Pictures are to be left out; otherwise, copy exactly the lines from the line containing "Decode this image" through the end of the data.

======== ROWS ========

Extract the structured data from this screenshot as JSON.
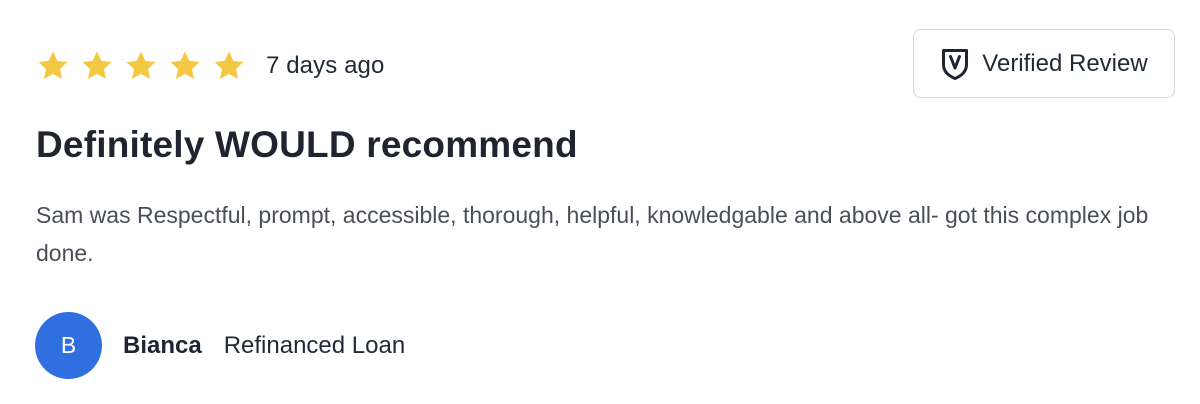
{
  "review": {
    "rating": 5,
    "rating_max": 5,
    "time_ago": "7 days ago",
    "verified_label": "Verified Review",
    "title": "Definitely WOULD recommend",
    "body": "Sam was Respectful, prompt, accessible, thorough, helpful, knowledgable and above all- got this complex job done.",
    "author": {
      "initial": "B",
      "name": "Bianca",
      "loan_type": "Refinanced Loan"
    }
  },
  "icons": {
    "star": "star-icon",
    "verified": "shield-check-icon"
  },
  "colors": {
    "star": "#F5C842",
    "avatar": "#2F6FE0",
    "title": "#1F2430",
    "body": "#4A4F57",
    "border": "#D6D9DE"
  }
}
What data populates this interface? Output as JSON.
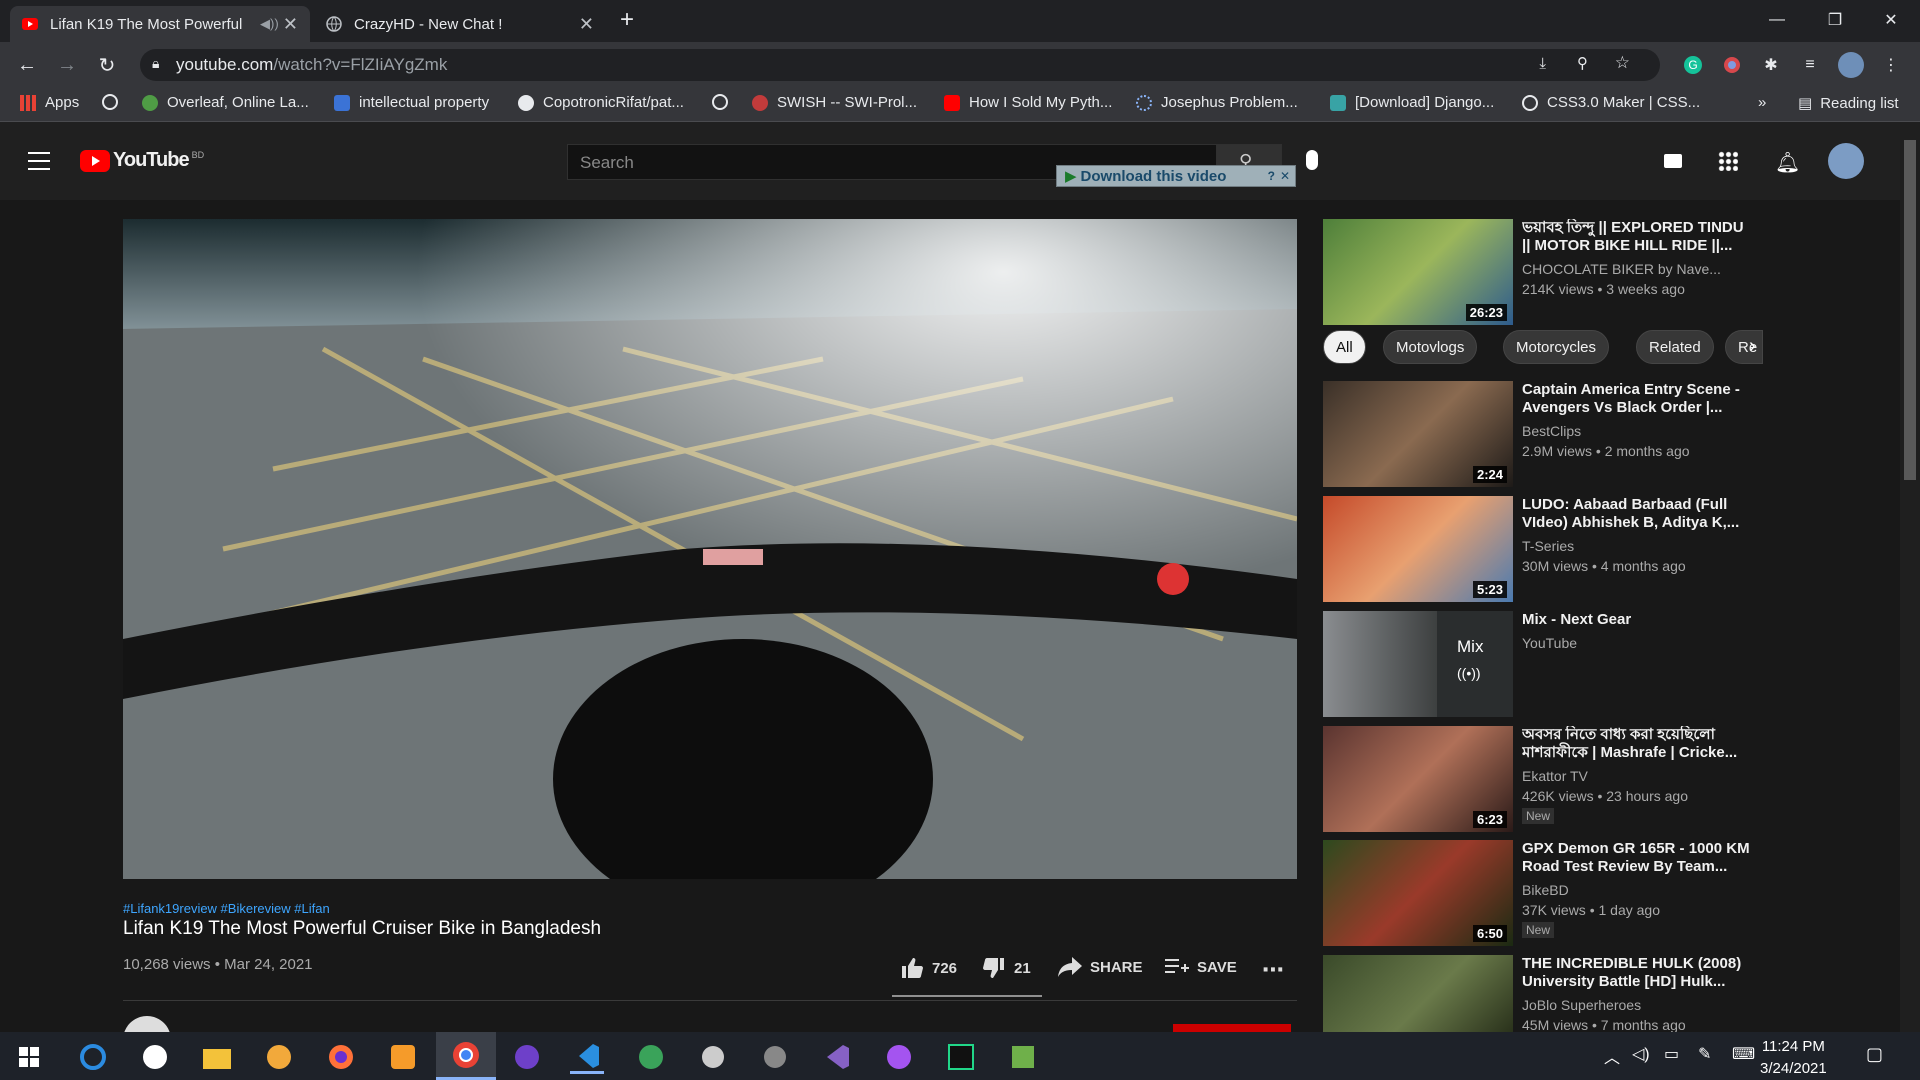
{
  "browser": {
    "tabs": [
      {
        "title": "Lifan K19 The Most Powerful"
      },
      {
        "title": "CrazyHD - New Chat !"
      }
    ],
    "url_host": "youtube.com",
    "url_path": "/watch?v=FlZIiAYgZmk",
    "bookmarks": [
      "Apps",
      "Overleaf, Online La...",
      "intellectual property",
      "CopotronicRifat/pat...",
      "SWISH -- SWI-Prol...",
      "How I Sold My Pyth...",
      "Josephus Problem...",
      "[Download] Django...",
      "CSS3.0 Maker | CSS..."
    ],
    "more_bookmarks": "»",
    "reading_list": "Reading list",
    "colors": {
      "tab_bar": "#202124",
      "toolbar": "#35363a"
    }
  },
  "youtube": {
    "logo_text": "YouTube",
    "logo_region": "BD",
    "search_placeholder": "Search",
    "download_banner": "Download this video",
    "video": {
      "hashtags": "#Lifank19review #Bikereview #Lifan",
      "title": "Lifan K19 The Most Powerful Cruiser Bike in Bangladesh",
      "meta": "10,268 views • Mar 24, 2021",
      "likes": "726",
      "dislikes": "21",
      "share_label": "SHARE",
      "save_label": "SAVE"
    },
    "chips": [
      "All",
      "Motovlogs",
      "Motorcycles",
      "Related",
      "Re"
    ],
    "recommendations": [
      {
        "title": "ভয়াবহ তিন্দু || EXPLORED TINDU || MOTOR BIKE HILL RIDE ||...",
        "channel": "CHOCOLATE BIKER by Nave...",
        "views": "214K views • 3 weeks ago",
        "duration": "26:23",
        "badge": ""
      },
      {
        "title": "Captain America Entry Scene - Avengers Vs Black Order |...",
        "channel": "BestClips",
        "views": "2.9M views • 2 months ago",
        "duration": "2:24",
        "badge": ""
      },
      {
        "title": "LUDO: Aabaad Barbaad (Full VIdeo) Abhishek B, Aditya K,...",
        "channel": "T-Series",
        "views": "30M views • 4 months ago",
        "duration": "5:23",
        "badge": ""
      },
      {
        "title": "Mix - Next Gear",
        "channel": "YouTube",
        "views": "",
        "duration": "",
        "badge": ""
      },
      {
        "title": "অবসর নিতে বাধ্য করা হয়েছিলো মাশরাফীকে | Mashrafe | Cricke...",
        "channel": "Ekattor TV",
        "views": "426K views • 23 hours ago",
        "duration": "6:23",
        "badge": "New"
      },
      {
        "title": "GPX Demon GR 165R - 1000 KM Road Test Review By Team...",
        "channel": "BikeBD",
        "views": "37K views • 1 day ago",
        "duration": "6:50",
        "badge": "New"
      },
      {
        "title": "THE INCREDIBLE HULK (2008) University Battle [HD] Hulk...",
        "channel": "JoBlo Superheroes",
        "views": "45M views • 7 months ago",
        "duration": "",
        "badge": ""
      }
    ],
    "mix_label": "Mix"
  },
  "taskbar": {
    "time": "11:24 PM",
    "date": "3/24/2021"
  }
}
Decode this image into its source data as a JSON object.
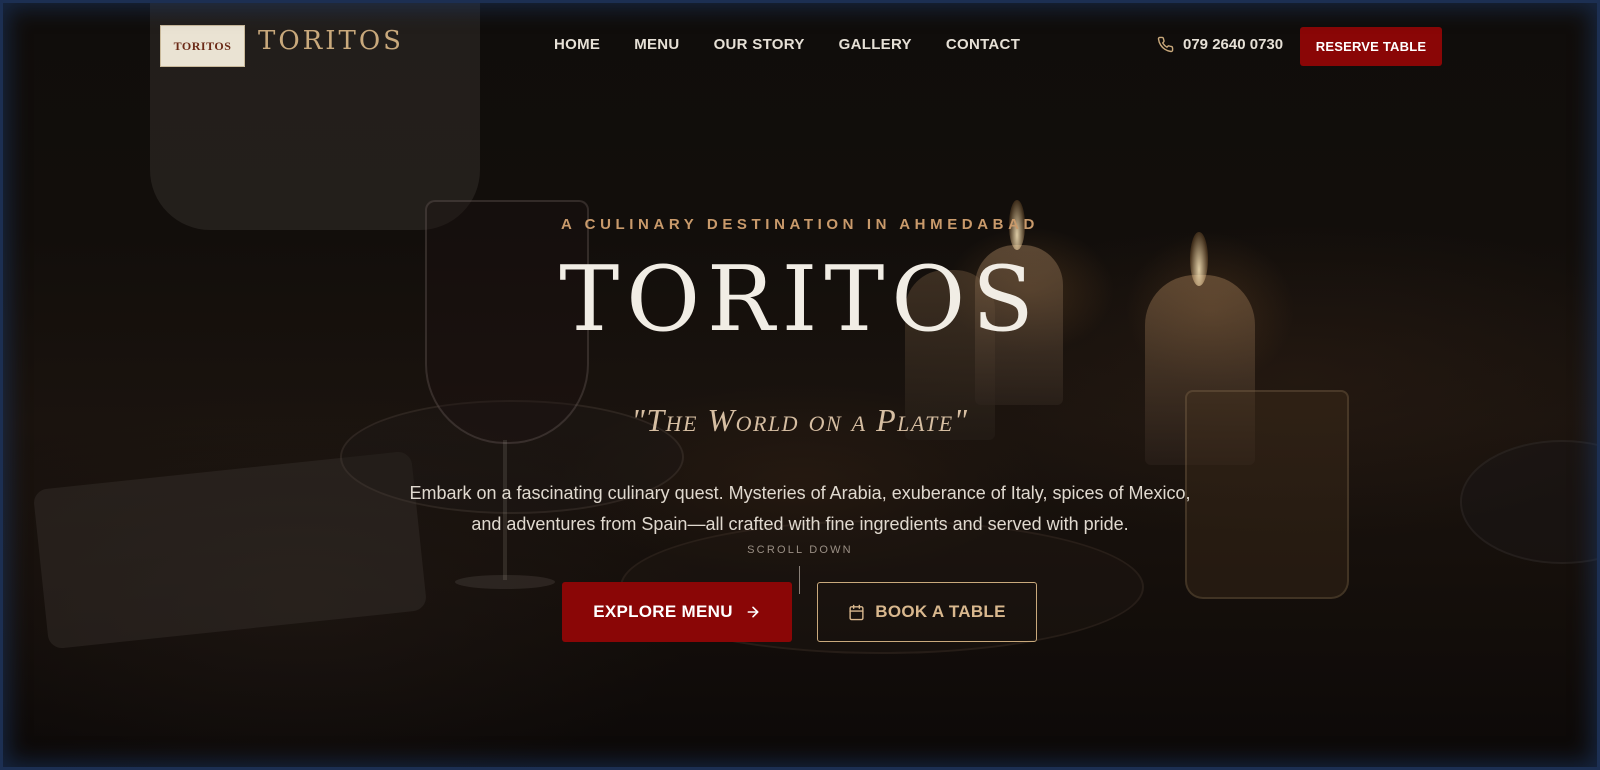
{
  "header": {
    "logo_text": "TORITOS",
    "brand": "TORITOS",
    "nav": [
      "HOME",
      "MENU",
      "OUR STORY",
      "GALLERY",
      "CONTACT"
    ],
    "phone": "079 2640 0730",
    "reserve_label": "RESERVE TABLE"
  },
  "hero": {
    "kicker": "A CULINARY DESTINATION IN AHMEDABAD",
    "title": "TORITOS",
    "tagline": "\"The World on a Plate\"",
    "description": "Embark on a fascinating culinary quest. Mysteries of Arabia, exuberance of Italy, spices of Mexico, and adventures from Spain—all crafted with fine ingredients and served with pride.",
    "scroll_label": "SCROLL DOWN",
    "explore_label": "EXPLORE MENU",
    "book_label": "BOOK A TABLE"
  },
  "colors": {
    "accent_red": "#8a0606",
    "gold": "#c9a97c",
    "kicker": "#c99a6b"
  },
  "icons": [
    "phone-icon",
    "arrow-right-icon",
    "calendar-icon"
  ]
}
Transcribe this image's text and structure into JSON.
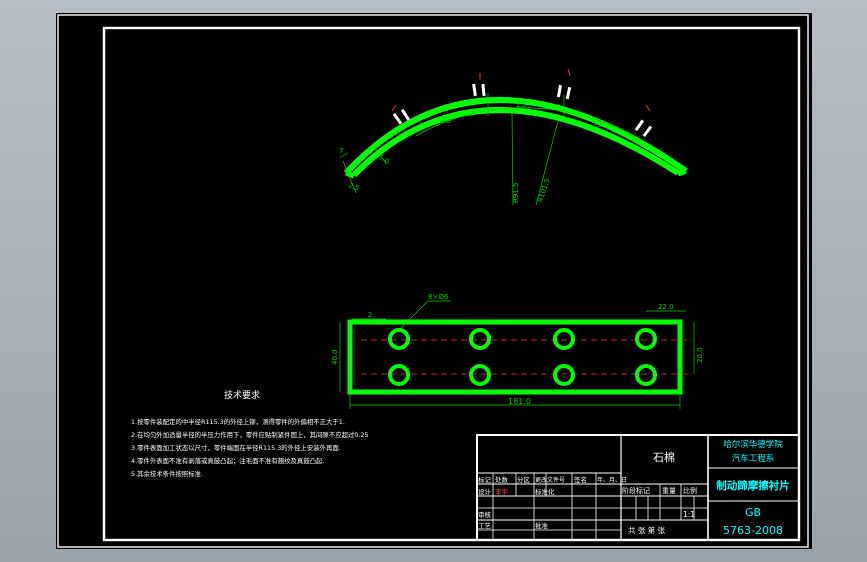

========

— THE RESULT —
Decode this image into its source data as a JSON object.
{
  "header": {
    "logo_text": "TORITOS",
    "brand": "TORITOS",
    "nav": [
      "HOME",
      "MENU",
      "OUR STORY",
      "GALLERY",
      "CONTACT"
    ],
    "phone": "079 2640 0730",
    "reserve_label": "RESERVE TABLE"
  },
  "hero": {
    "kicker": "A CULINARY DESTINATION IN AHMEDABAD",
    "title": "TORITOS",
    "tagline": "\"The World on a Plate\"",
    "description": "Embark on a fascinating culinary quest. Mysteries of Arabia, exuberance of Italy, spices of Mexico, and adventures from Spain—all crafted with fine ingredients and served with pride.",
    "scroll_label": "SCROLL DOWN",
    "explore_label": "EXPLORE MENU",
    "book_label": "BOOK A TABLE"
  },
  "colors": {
    "accent_red": "#8a0606",
    "gold": "#c9a97c",
    "kicker": "#c99a6b"
  },
  "icons": [
    "phone-icon",
    "arrow-right-icon",
    "calendar-icon"
  ]
}
Transcribe this image's text and structure into JSON.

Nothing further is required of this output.